Saturday 28 July 2007

The frustrating state of mobile computing

The new Palm Desktop did not work with Vista and refused to progress beyond the splash screen. To be honest, I've not spent a huge amount of time investigating the reasons. This means that looking for a new PDA device is still on the agenda. Of course, the traditional PDA market has almost gone, merged into mobile phones, which is where I've focused my attention.

The main players in the mobile operating system market are Windows Mobile, Symbian, Palm and Blackberry. To add to the mix, phones based on the Symbian operating system have a couple of choices of operating environments - Series 60 and UIQ.

All have their pros and cons - I've never been comfortable with the old Windows PocketPC interface. It always felt like Microsoft stuffed the Windows desktop down into a small device. This was in comparison with the Palm OS which was stunningly easy to use in comparison. However, with the latest version, Windows Mobile 6, things might have changed, so I should keep an open mind. I would at least expect it to sync my Outlook data well!

Series 60 looks very powerful and is certainly well supported, with Nokia as it's biggest backer. Having read up a bit on it, the two big problems are that it does not synchronise Outlook categories (which I use heavily) and does not support a touch screen (or at least most devices don't). The latter problem is manifested in the web browser that uses a little joystick to move a cursor around the screen - no, no, no, no, no!

Conversely, UIQ, the other Symbian based platform pushed by Sony Ericsson, is touchscreen oriented. Now this might still be an option - the new P1i smartphone does look pretty nifty, and it also comes with a pseudo-QWERTY keyboard. I don't have any experience with it's ability to sync with Outlook though so will need to investigate further.

I've not been a huge fan of early Blackberry models, partly because I wasn't keen on dragging my work around with me all the time, but also the early UI wasn't very appealing. Some of this might be the "interesting" theme one of my colleagues has chosen. I do know that it does Outlook (or Exchange to be mor precise) very well, and the new model is very small and looks just like a regular mobile. If I can get one from work and it manages the calendar and contacts well enough, then maybe that's all I need...?

■ PROBLEMS TO SOLVE
1. Turn the listing, from its first line through the line that contains "The signal line driver XD is at (1098, 145).", into a Markdown table with the columns Row and Line, leaving out blank lines.
2. Continue the post about the state of mobile computing from its last sentence.

■ RECORDS FOR THE EXERCISE

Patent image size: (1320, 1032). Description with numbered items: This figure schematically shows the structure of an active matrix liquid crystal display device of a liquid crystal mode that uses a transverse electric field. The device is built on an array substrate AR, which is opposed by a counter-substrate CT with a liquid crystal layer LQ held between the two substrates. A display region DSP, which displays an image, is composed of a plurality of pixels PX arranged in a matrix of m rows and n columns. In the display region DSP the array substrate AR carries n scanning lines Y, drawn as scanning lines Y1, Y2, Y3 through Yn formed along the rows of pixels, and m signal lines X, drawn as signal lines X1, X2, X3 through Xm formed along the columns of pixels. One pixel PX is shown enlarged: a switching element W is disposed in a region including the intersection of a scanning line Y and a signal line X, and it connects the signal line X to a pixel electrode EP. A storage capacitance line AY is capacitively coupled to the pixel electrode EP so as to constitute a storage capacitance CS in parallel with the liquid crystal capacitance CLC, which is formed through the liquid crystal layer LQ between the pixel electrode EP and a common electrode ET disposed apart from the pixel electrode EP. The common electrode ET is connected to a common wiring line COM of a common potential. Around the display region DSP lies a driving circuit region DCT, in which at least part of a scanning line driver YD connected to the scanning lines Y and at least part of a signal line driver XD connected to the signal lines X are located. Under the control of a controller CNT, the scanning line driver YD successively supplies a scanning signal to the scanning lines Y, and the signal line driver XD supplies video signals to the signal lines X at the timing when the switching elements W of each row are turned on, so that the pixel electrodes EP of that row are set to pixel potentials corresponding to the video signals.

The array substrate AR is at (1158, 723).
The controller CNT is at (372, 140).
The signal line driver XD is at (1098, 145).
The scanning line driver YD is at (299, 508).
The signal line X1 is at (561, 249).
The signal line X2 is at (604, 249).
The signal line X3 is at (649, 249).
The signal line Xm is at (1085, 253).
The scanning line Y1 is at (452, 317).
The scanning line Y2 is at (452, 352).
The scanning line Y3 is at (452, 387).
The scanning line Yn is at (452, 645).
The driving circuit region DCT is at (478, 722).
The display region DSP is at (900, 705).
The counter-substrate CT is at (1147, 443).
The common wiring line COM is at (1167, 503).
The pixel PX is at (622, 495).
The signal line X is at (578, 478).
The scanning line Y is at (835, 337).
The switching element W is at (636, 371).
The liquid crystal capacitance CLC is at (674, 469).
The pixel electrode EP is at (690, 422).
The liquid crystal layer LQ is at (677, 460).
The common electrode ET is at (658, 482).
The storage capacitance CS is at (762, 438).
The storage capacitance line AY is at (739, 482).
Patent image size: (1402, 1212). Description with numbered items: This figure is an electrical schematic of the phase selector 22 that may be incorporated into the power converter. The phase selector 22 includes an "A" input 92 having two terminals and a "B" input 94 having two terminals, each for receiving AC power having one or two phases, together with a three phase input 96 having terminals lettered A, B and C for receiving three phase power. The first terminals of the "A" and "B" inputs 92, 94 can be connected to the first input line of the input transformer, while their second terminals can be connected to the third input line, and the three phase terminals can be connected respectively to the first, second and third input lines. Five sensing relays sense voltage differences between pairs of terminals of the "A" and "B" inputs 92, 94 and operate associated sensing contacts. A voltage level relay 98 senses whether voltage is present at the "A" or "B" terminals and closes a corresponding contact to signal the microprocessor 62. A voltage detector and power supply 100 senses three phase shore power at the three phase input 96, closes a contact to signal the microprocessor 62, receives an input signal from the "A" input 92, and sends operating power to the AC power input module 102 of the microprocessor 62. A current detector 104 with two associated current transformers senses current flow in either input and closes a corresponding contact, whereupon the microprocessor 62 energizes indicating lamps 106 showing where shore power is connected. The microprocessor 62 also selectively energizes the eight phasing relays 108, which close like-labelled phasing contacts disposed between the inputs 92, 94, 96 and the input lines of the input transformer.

■ RESULTS BY TASK
1.
| Row | Line |
|---|---|
| 1 | Patent image size: (1320, 1032). Description with numbered items: This figure schematically shows the structure of an active matrix liquid crystal display device of a liquid crystal mode that uses a transverse electric field. The device is built on an array substrate AR, which is opposed by a counter-substrate CT with a liquid crystal layer LQ held between the two substrates. A display region DSP, which displays an image, is composed of a plurality of pixels PX arranged in a matrix of m rows and n columns. In the display region DSP the array substrate AR carries n scanning lines Y, drawn as scanning lines Y1, Y2, Y3 through Yn formed along the rows of pixels, and m signal lines X, drawn as signal lines X1, X2, X3 through Xm formed along the columns of pixels. One pixel PX is shown enlarged: a switching element W is disposed in a region including the intersection of a scanning line Y and a signal line X, and it connects the signal line X to a pixel electrode EP. A storage capacitance line AY is capacitively coupled to the pixel electrode EP so as to constitute a storage capacitance CS in parallel with the liquid crystal capacitance CLC, which is formed through the liquid crystal layer LQ between the pixel electrode EP and a common electrode ET disposed apart from the pixel electrode EP. The common electrode ET is connected to a common wiring line COM of a common potential. Around the display region DSP lies a driving circuit region DCT, in which at least part of a scanning line driver YD connected to the scanning lines Y and at least part of a signal line driver XD connected to the signal lines X are located. Under the control of a controller CNT, the scanning line driver YD successively supplies a scanning signal to the scanning lines Y, and the signal line driver XD supplies video signals to the signal lines X at the timing when the switching elements W of each row are turned on, so that the pixel electrodes EP of that row are set to pixel potentials corresponding to the video signals. |
| 2 | The array substrate AR is at (1158, 723). |
| 3 | The controller CNT is at (372, 140). |
| 4 | The signal line driver XD is at (1098, 145). |

2.
The remaining contender is Palm. Bearing in mind this whole process started with the miserable failure of Palm to support anything but their top of the line products means their inclusion here is surprising. Let me explain:

I followed the Browse and Buy Devices link on Microsoft's page and specified that I wanted both a touch screen and a QWERTY keyboard, and that the device should support wi-fi. Of the few devices returned, the Treo 750 fulfilled the criteria. It also supports 3G which is another pre-requisite (but wasn't a filter option).

Now the Treo 750 is a Windows Mobile device but it does tick all the boxes. It's only a small sideways step to look at the Treo 755p which is effectively the same model but running Palm OS which I am very familiar with.

This comes full circle to originating problem - will the Palm sync with Outlook 2007 on Vista? My experience with the beta software has been poor, but perhaps I need to wait for the final release.

Why Palm OS? It's architecturally very poor and desperately in need of a new core (I've been hoping for this since Cobalt was announced!), but the user interface is still very, very nice compared to the competition.

I guess the first step is to see if the company will get me a small Blackberry, if only to replace the clunky, old Nokia I forget to carry with me. Then I'll check out the state of the market. Until then, I guess I'll carry on with my Sony Ericsson K800i for phone use and forgo all my personal contact data.

Side note: Despite my first thought regarding the Palm Foleo was "Palm are dead - who wants this product?", it looks like a software ecosystem is starting to develop for it. It's far too expensive at present (and really needs a touch screen), but maybe there is more to this device than first appears...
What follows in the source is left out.